Collected data:
• • •

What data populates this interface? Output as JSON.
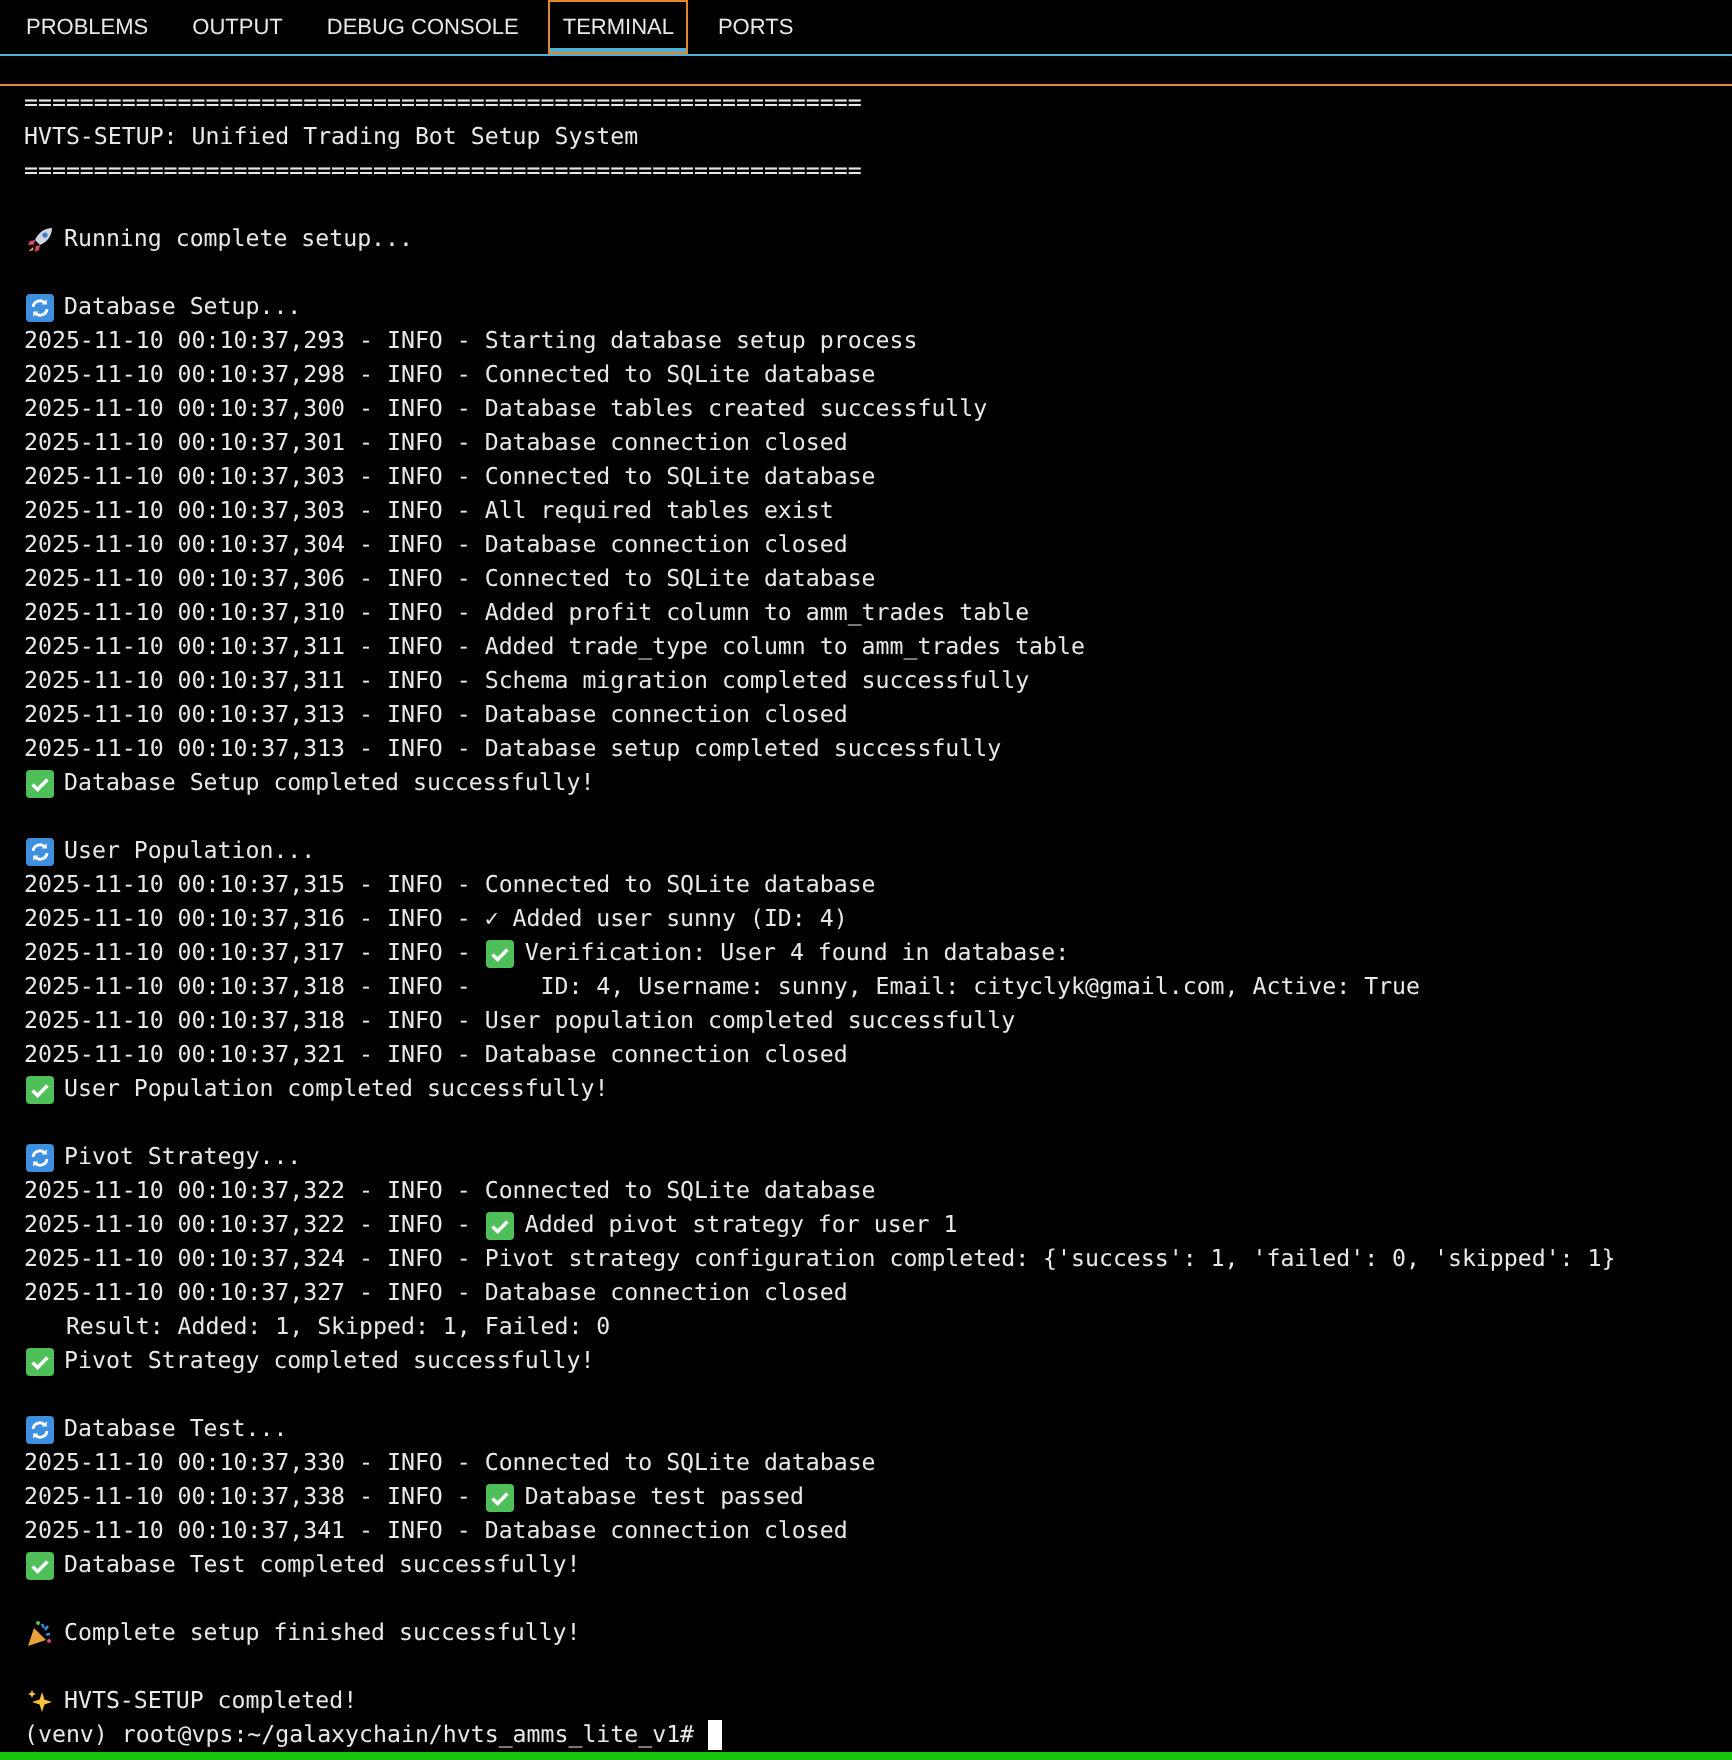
{
  "tabs": [
    {
      "label": "PROBLEMS",
      "selected": false
    },
    {
      "label": "OUTPUT",
      "selected": false
    },
    {
      "label": "DEBUG CONSOLE",
      "selected": false
    },
    {
      "label": "TERMINAL",
      "selected": true
    },
    {
      "label": "PORTS",
      "selected": false
    }
  ],
  "terminal": {
    "lines": [
      {
        "kind": "text",
        "text": "============================================================"
      },
      {
        "kind": "text",
        "text": "HVTS-SETUP: Unified Trading Bot Setup System"
      },
      {
        "kind": "text",
        "text": "============================================================"
      },
      {
        "kind": "blank"
      },
      {
        "kind": "rocket",
        "text": "Running complete setup..."
      },
      {
        "kind": "blank"
      },
      {
        "kind": "refresh",
        "text": "Database Setup..."
      },
      {
        "kind": "text",
        "text": "2025-11-10 00:10:37,293 - INFO - Starting database setup process"
      },
      {
        "kind": "text",
        "text": "2025-11-10 00:10:37,298 - INFO - Connected to SQLite database"
      },
      {
        "kind": "text",
        "text": "2025-11-10 00:10:37,300 - INFO - Database tables created successfully"
      },
      {
        "kind": "text",
        "text": "2025-11-10 00:10:37,301 - INFO - Database connection closed"
      },
      {
        "kind": "text",
        "text": "2025-11-10 00:10:37,303 - INFO - Connected to SQLite database"
      },
      {
        "kind": "text",
        "text": "2025-11-10 00:10:37,303 - INFO - All required tables exist"
      },
      {
        "kind": "text",
        "text": "2025-11-10 00:10:37,304 - INFO - Database connection closed"
      },
      {
        "kind": "text",
        "text": "2025-11-10 00:10:37,306 - INFO - Connected to SQLite database"
      },
      {
        "kind": "text",
        "text": "2025-11-10 00:10:37,310 - INFO - Added profit column to amm_trades table"
      },
      {
        "kind": "text",
        "text": "2025-11-10 00:10:37,311 - INFO - Added trade_type column to amm_trades table"
      },
      {
        "kind": "text",
        "text": "2025-11-10 00:10:37,311 - INFO - Schema migration completed successfully"
      },
      {
        "kind": "text",
        "text": "2025-11-10 00:10:37,313 - INFO - Database connection closed"
      },
      {
        "kind": "text",
        "text": "2025-11-10 00:10:37,313 - INFO - Database setup completed successfully"
      },
      {
        "kind": "check",
        "text": "Database Setup completed successfully!"
      },
      {
        "kind": "blank"
      },
      {
        "kind": "refresh",
        "text": "User Population..."
      },
      {
        "kind": "text",
        "text": "2025-11-10 00:10:37,315 - INFO - Connected to SQLite database"
      },
      {
        "kind": "text",
        "text": "2025-11-10 00:10:37,316 - INFO - ✓ Added user sunny (ID: 4)"
      },
      {
        "kind": "check_log",
        "prefix": "2025-11-10 00:10:37,317 - INFO - ",
        "text": "Verification: User 4 found in database:"
      },
      {
        "kind": "text",
        "text": "2025-11-10 00:10:37,318 - INFO -     ID: 4, Username: sunny, Email: cityclyk@gmail.com, Active: True"
      },
      {
        "kind": "text",
        "text": "2025-11-10 00:10:37,318 - INFO - User population completed successfully"
      },
      {
        "kind": "text",
        "text": "2025-11-10 00:10:37,321 - INFO - Database connection closed"
      },
      {
        "kind": "check",
        "text": "User Population completed successfully!"
      },
      {
        "kind": "blank"
      },
      {
        "kind": "refresh",
        "text": "Pivot Strategy..."
      },
      {
        "kind": "text",
        "text": "2025-11-10 00:10:37,322 - INFO - Connected to SQLite database"
      },
      {
        "kind": "check_log",
        "prefix": "2025-11-10 00:10:37,322 - INFO - ",
        "text": "Added pivot strategy for user 1"
      },
      {
        "kind": "text",
        "text": "2025-11-10 00:10:37,324 - INFO - Pivot strategy configuration completed: {'success': 1, 'failed': 0, 'skipped': 1}"
      },
      {
        "kind": "text",
        "text": "2025-11-10 00:10:37,327 - INFO - Database connection closed"
      },
      {
        "kind": "text",
        "text": "   Result: Added: 1, Skipped: 1, Failed: 0"
      },
      {
        "kind": "check",
        "text": "Pivot Strategy completed successfully!"
      },
      {
        "kind": "blank"
      },
      {
        "kind": "refresh",
        "text": "Database Test..."
      },
      {
        "kind": "text",
        "text": "2025-11-10 00:10:37,330 - INFO - Connected to SQLite database"
      },
      {
        "kind": "check_log",
        "prefix": "2025-11-10 00:10:37,338 - INFO - ",
        "text": "Database test passed"
      },
      {
        "kind": "text",
        "text": "2025-11-10 00:10:37,341 - INFO - Database connection closed"
      },
      {
        "kind": "check",
        "text": "Database Test completed successfully!"
      },
      {
        "kind": "blank"
      },
      {
        "kind": "party",
        "text": "Complete setup finished successfully!"
      },
      {
        "kind": "blank"
      },
      {
        "kind": "sparkles",
        "text": "HVTS-SETUP completed!"
      }
    ],
    "prompt": "(venv) root@vps:~/galaxychain/hvts_amms_lite_v1#"
  }
}
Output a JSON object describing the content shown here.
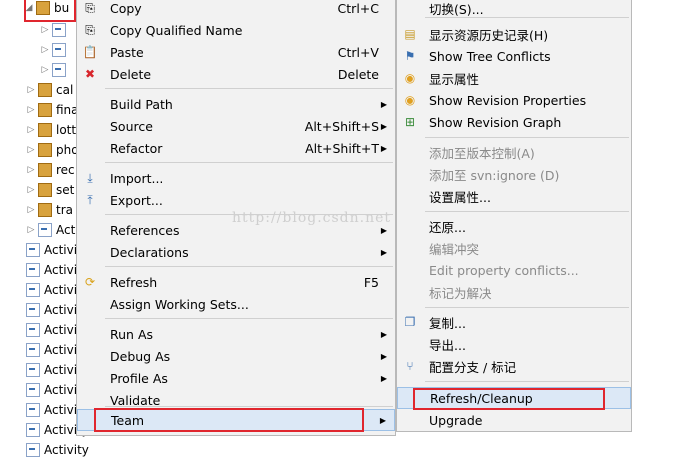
{
  "tree": {
    "root_label": "bu",
    "items": [
      {
        "label": "",
        "type": "java",
        "indent": 2
      },
      {
        "label": "",
        "type": "java",
        "indent": 2
      },
      {
        "label": "",
        "type": "java",
        "indent": 2
      },
      {
        "label": "cal",
        "type": "pkg",
        "indent": 1
      },
      {
        "label": "fina",
        "type": "pkg",
        "indent": 1
      },
      {
        "label": "lott",
        "type": "pkg",
        "indent": 1
      },
      {
        "label": "pho",
        "type": "pkg",
        "indent": 1
      },
      {
        "label": "rec",
        "type": "pkg",
        "indent": 1
      },
      {
        "label": "set",
        "type": "pkg",
        "indent": 1
      },
      {
        "label": "tra",
        "type": "pkg",
        "indent": 1
      },
      {
        "label": "Act",
        "type": "java",
        "indent": 1
      },
      {
        "label": "Activity",
        "type": "java",
        "indent": 0
      },
      {
        "label": "Activity",
        "type": "java",
        "indent": 0
      },
      {
        "label": "Activity",
        "type": "java",
        "indent": 0
      },
      {
        "label": "Activity",
        "type": "java",
        "indent": 0
      },
      {
        "label": "Activity",
        "type": "java",
        "indent": 0
      },
      {
        "label": "Activity",
        "type": "java",
        "indent": 0
      },
      {
        "label": "Activity",
        "type": "java",
        "indent": 0
      },
      {
        "label": "Activity",
        "type": "java",
        "indent": 0
      },
      {
        "label": "Activity",
        "type": "java",
        "indent": 0
      },
      {
        "label": "Activity",
        "type": "java",
        "indent": 0
      },
      {
        "label": "Activity",
        "type": "java",
        "indent": 0
      }
    ]
  },
  "context_menu": {
    "copy": "Copy",
    "copy_sc": "Ctrl+C",
    "copy_qualified": "Copy Qualified Name",
    "paste": "Paste",
    "paste_sc": "Ctrl+V",
    "delete": "Delete",
    "delete_sc": "Delete",
    "build_path": "Build Path",
    "source": "Source",
    "source_sc": "Alt+Shift+S",
    "refactor": "Refactor",
    "refactor_sc": "Alt+Shift+T",
    "import": "Import...",
    "export": "Export...",
    "references": "References",
    "declarations": "Declarations",
    "refresh": "Refresh",
    "refresh_sc": "F5",
    "assign_working_sets": "Assign Working Sets...",
    "run_as": "Run As",
    "debug_as": "Debug As",
    "profile_as": "Profile As",
    "validate": "Validate",
    "team": "Team"
  },
  "team_menu": {
    "switch": "切换(S)...",
    "show_history": "显示资源历史记录(H)",
    "show_tree_conflicts": "Show Tree Conflicts",
    "show_properties": "显示属性",
    "show_revision_properties": "Show Revision Properties",
    "show_revision_graph": "Show Revision Graph",
    "add_version_control": "添加至版本控制(A)",
    "add_svn_ignore": "添加至 svn:ignore (D)",
    "set_property": "设置属性...",
    "revert": "还原...",
    "edit_conflicts": "编辑冲突",
    "edit_property_conflicts": "Edit property conflicts...",
    "mark_resolved": "标记为解决",
    "copy": "复制...",
    "export": "导出...",
    "branch_tag": "配置分支 / 标记",
    "refresh_cleanup": "Refresh/Cleanup",
    "upgrade": "Upgrade"
  },
  "watermark": "http://blog.csdn.net",
  "colors": {
    "highlight_border": "#e0262e",
    "menu_bg": "#f2f2f2",
    "hover_bg": "#dce8f6"
  }
}
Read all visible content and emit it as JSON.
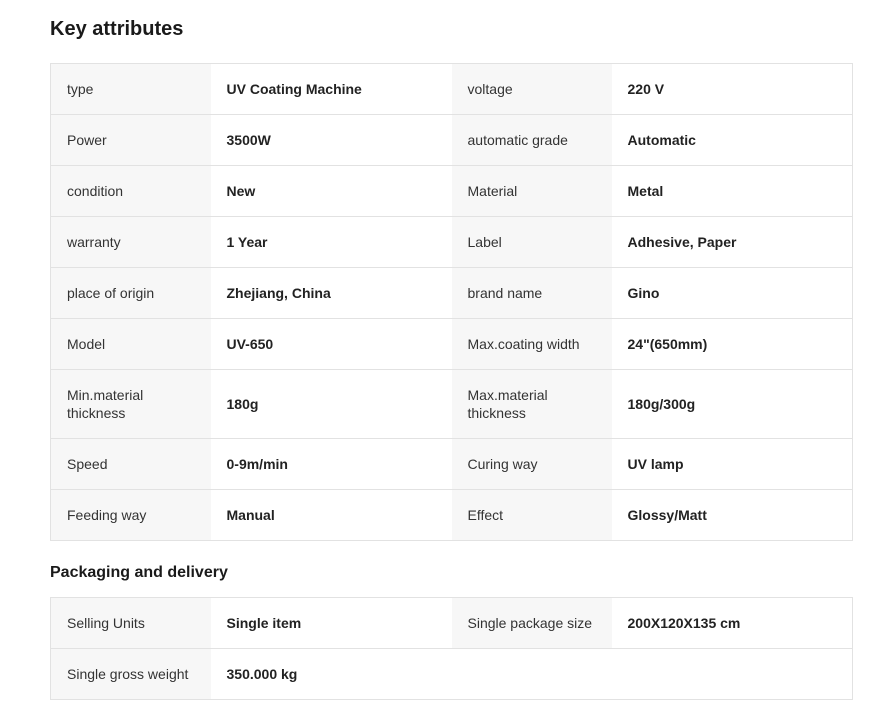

• • •

Return each line among the entries that holds the word "prefix".

        "prefix": "2025-11-10 00:10:37,317 - INFO - ",
        "prefix": "2025-11-10 00:10:37,322 - INFO - ",
        "prefix": "2025-11-10 00:10:37,338 - INFO - ",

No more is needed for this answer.